> Stated problem
Every line holding the word "落實預警機制" counts once. Give the total, nothing more.

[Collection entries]
■ ■ ■ ■
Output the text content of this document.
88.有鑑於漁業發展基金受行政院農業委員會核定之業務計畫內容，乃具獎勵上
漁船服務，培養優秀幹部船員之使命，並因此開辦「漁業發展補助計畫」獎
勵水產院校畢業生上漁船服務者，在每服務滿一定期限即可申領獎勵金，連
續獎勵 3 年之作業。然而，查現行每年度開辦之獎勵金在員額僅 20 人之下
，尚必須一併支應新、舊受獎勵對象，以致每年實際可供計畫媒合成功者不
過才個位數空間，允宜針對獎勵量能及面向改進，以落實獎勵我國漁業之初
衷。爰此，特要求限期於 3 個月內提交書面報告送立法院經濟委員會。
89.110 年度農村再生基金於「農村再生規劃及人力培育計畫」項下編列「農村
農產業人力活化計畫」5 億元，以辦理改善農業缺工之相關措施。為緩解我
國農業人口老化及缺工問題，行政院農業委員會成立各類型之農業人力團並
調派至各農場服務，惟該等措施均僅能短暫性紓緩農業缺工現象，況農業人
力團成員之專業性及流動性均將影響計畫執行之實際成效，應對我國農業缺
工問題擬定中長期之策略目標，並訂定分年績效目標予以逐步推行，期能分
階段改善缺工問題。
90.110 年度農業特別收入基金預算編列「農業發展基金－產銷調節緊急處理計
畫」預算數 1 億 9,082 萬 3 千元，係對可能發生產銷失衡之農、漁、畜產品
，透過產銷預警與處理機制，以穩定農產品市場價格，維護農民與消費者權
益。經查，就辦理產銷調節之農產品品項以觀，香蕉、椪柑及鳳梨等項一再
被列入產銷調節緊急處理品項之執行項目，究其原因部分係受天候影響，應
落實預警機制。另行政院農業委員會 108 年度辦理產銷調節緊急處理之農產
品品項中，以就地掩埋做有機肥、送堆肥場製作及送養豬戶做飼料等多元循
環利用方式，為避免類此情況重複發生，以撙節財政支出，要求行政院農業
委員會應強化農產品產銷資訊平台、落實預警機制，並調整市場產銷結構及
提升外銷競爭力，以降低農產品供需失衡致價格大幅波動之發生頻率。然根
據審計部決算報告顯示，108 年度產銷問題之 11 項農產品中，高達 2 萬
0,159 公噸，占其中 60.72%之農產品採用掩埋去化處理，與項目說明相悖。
■ ■ ■ ■
> Exercise result
2